start DATA EXCERPTS

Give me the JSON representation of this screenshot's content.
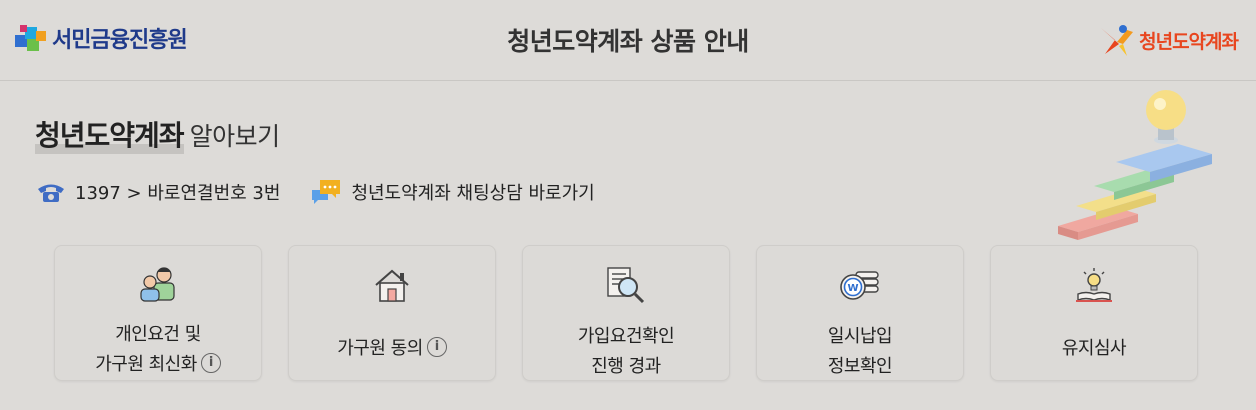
{
  "header": {
    "left_logo_text": "서민금융진흥원",
    "title": "청년도약계좌 상품 안내",
    "right_logo_text": "청년도약계좌"
  },
  "section": {
    "title_strong": "청년도약계좌",
    "title_sub": "알아보기"
  },
  "contact": {
    "phone_text": "1397 > 바로연결번호 3번",
    "chat_text": "청년도약계좌 채팅상담 바로가기"
  },
  "cards": [
    {
      "line1": "개인요건 및",
      "line2": "가구원 최신화",
      "info": true,
      "icon": "family-icon"
    },
    {
      "line1": "가구원 동의",
      "line2": "",
      "info": true,
      "icon": "house-icon"
    },
    {
      "line1": "가입요건확인",
      "line2": "진행 경과",
      "info": false,
      "icon": "document-search-icon"
    },
    {
      "line1": "일시납입",
      "line2": "정보확인",
      "info": false,
      "icon": "coin-stack-icon"
    },
    {
      "line1": "유지심사",
      "line2": "",
      "info": false,
      "icon": "lightbulb-book-icon"
    }
  ],
  "colors": {
    "background": "#dddbd8",
    "brand_blue": "#1f3a8a",
    "brand_orange": "#e8461f"
  }
}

end DATA EXCERPTS

▶ _PROBLEM_
Return the material word for word. Pictures are not part of the copy.

▶ _TASK SOLUTION_
Give me the JSON representation of this screenshot's content.
{
  "header": {
    "left_logo_text": "서민금융진흥원",
    "title": "청년도약계좌 상품 안내",
    "right_logo_text": "청년도약계좌"
  },
  "section": {
    "title_strong": "청년도약계좌",
    "title_sub": "알아보기"
  },
  "contact": {
    "phone_text": "1397 > 바로연결번호 3번",
    "chat_text": "청년도약계좌 채팅상담 바로가기"
  },
  "cards": [
    {
      "line1": "개인요건 및",
      "line2": "가구원 최신화",
      "info": true,
      "icon": "family-icon"
    },
    {
      "line1": "가구원 동의",
      "line2": "",
      "info": true,
      "icon": "house-icon"
    },
    {
      "line1": "가입요건확인",
      "line2": "진행 경과",
      "info": false,
      "icon": "document-search-icon"
    },
    {
      "line1": "일시납입",
      "line2": "정보확인",
      "info": false,
      "icon": "coin-stack-icon"
    },
    {
      "line1": "유지심사",
      "line2": "",
      "info": false,
      "icon": "lightbulb-book-icon"
    }
  ],
  "colors": {
    "background": "#dddbd8",
    "brand_blue": "#1f3a8a",
    "brand_orange": "#e8461f"
  }
}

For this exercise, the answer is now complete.